──────── EXCERPTED DATA

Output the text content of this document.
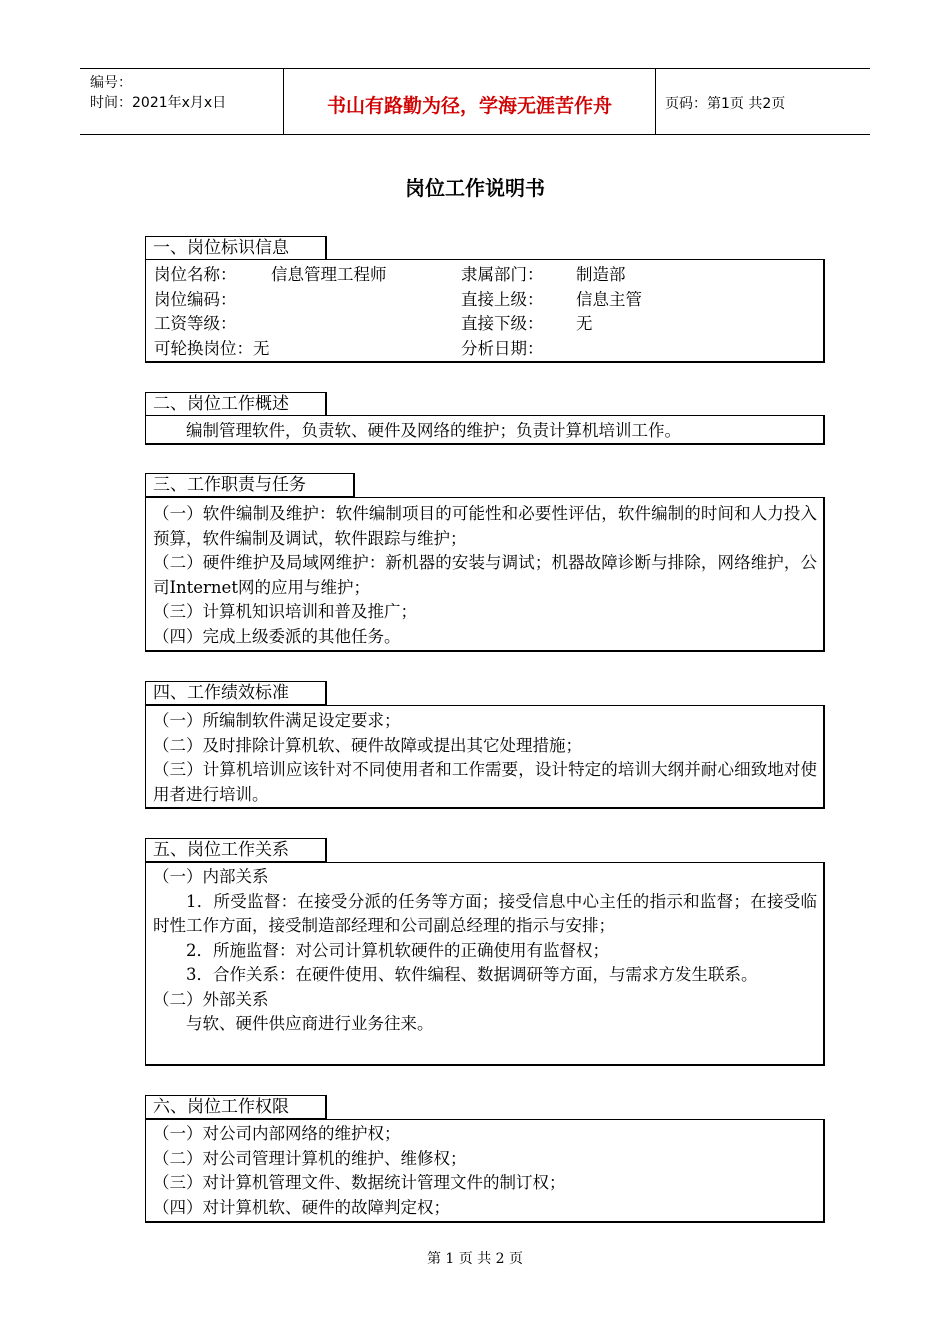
编号：
时间：2021年x月x日	书山有路勤为径，学海无涯苦作舟	页码：第1页 共2页
岗位工作说明书
一、岗位标识信息
岗位名称： 信息管理工程师	隶属部门： 制造部
岗位编码：	直接上级： 信息主管
工资等级：	直接下级： 无
可轮换岗位：无	分析日期：
二、岗位工作概述
编制管理软件，负责软、硬件及网络的维护；负责计算机培训工作。
三、工作职责与任务
（一）软件编制及维护：软件编制项目的可能性和必要性评估，软件编制的时间和人力投入预算，软件编制及调试，软件跟踪与维护；
（二）硬件维护及局域网维护：新机器的安装与调试；机器故障诊断与排除，网络维护，公司Internet网的应用与维护；
（三）计算机知识培训和普及推广；
（四）完成上级委派的其他任务。
四、工作绩效标准
（一）所编制软件满足设定要求；
（二）及时排除计算机软、硬件故障或提出其它处理措施；
（三）计算机培训应该针对不同使用者和工作需要，设计特定的培训大纲并耐心细致地对使用者进行培训。
五、岗位工作关系
（一）内部关系
1．所受监督：在接受分派的任务等方面；接受信息中心主任的指示和监督；在接受临时性工作方面，接受制造部经理和公司副总经理的指示与安排；
2．所施监督：对公司计算机软硬件的正确使用有监督权；
3．合作关系：在硬件使用、软件编程、数据调研等方面，与需求方发生联系。
（二）外部关系
与软、硬件供应商进行业务往来。
六、岗位工作权限
（一）对公司内部网络的维护权；
（二）对公司管理计算机的维护、维修权；
（三）对计算机管理文件、数据统计管理文件的制订权；
（四）对计算机软、硬件的故障判定权；
第 1 页 共 2 页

────────────────

# EXERCISE DIRECTIONS
Without including any picture, repeat the data exactly.

# TASK SOLUTION
Output the text content of this document.
编号：
时间：2021年x月x日	书山有路勤为径，学海无涯苦作舟	页码：第1页 共2页
岗位工作说明书
一、岗位标识信息
岗位名称： 信息管理工程师	隶属部门： 制造部
岗位编码：	直接上级： 信息主管
工资等级：	直接下级： 无
可轮换岗位：无	分析日期：
二、岗位工作概述
编制管理软件，负责软、硬件及网络的维护；负责计算机培训工作。
三、工作职责与任务
（一）软件编制及维护：软件编制项目的可能性和必要性评估，软件编制的时间和人力投入预算，软件编制及调试，软件跟踪与维护；
（二）硬件维护及局域网维护：新机器的安装与调试；机器故障诊断与排除，网络维护，公司Internet网的应用与维护；
（三）计算机知识培训和普及推广；
（四）完成上级委派的其他任务。
四、工作绩效标准
（一）所编制软件满足设定要求；
（二）及时排除计算机软、硬件故障或提出其它处理措施；
（三）计算机培训应该针对不同使用者和工作需要，设计特定的培训大纲并耐心细致地对使用者进行培训。
五、岗位工作关系
（一）内部关系
1．所受监督：在接受分派的任务等方面；接受信息中心主任的指示和监督；在接受临时性工作方面，接受制造部经理和公司副总经理的指示与安排；
2．所施监督：对公司计算机软硬件的正确使用有监督权；
3．合作关系：在硬件使用、软件编程、数据调研等方面，与需求方发生联系。
（二）外部关系
与软、硬件供应商进行业务往来。
六、岗位工作权限
（一）对公司内部网络的维护权；
（二）对公司管理计算机的维护、维修权；
（三）对计算机管理文件、数据统计管理文件的制订权；
（四）对计算机软、硬件的故障判定权；
第 1 页 共 2 页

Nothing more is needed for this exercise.